**YOUR GOAL:**
Filter the records below down to lines containing "положении".

**Dataset entries:**
▼

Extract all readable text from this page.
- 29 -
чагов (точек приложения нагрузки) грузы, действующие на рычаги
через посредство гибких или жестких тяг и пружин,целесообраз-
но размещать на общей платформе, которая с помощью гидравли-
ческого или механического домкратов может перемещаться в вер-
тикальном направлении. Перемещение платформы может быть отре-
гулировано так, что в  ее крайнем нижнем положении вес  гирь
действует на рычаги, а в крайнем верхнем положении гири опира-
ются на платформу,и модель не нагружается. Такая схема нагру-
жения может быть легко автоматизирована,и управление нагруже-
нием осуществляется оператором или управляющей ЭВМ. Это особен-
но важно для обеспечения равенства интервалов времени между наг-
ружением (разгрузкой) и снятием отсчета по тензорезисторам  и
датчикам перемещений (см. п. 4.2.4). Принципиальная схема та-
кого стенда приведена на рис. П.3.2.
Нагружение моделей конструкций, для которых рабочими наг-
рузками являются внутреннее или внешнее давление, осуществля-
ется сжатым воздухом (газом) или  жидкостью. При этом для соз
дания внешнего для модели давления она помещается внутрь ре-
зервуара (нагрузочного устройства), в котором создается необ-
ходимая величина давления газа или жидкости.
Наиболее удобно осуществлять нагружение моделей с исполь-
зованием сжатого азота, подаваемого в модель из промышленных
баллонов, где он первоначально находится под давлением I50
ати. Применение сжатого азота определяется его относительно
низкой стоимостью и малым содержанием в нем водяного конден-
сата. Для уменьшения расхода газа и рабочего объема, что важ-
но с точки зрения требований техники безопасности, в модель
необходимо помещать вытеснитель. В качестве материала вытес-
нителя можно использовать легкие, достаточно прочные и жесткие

▲

**CORRECT OUTPUT:**
гулировано так, что в  ее крайнем нижнем положении вес  гирь
действует на рычаги, а в крайнем верхнем положении гири опира-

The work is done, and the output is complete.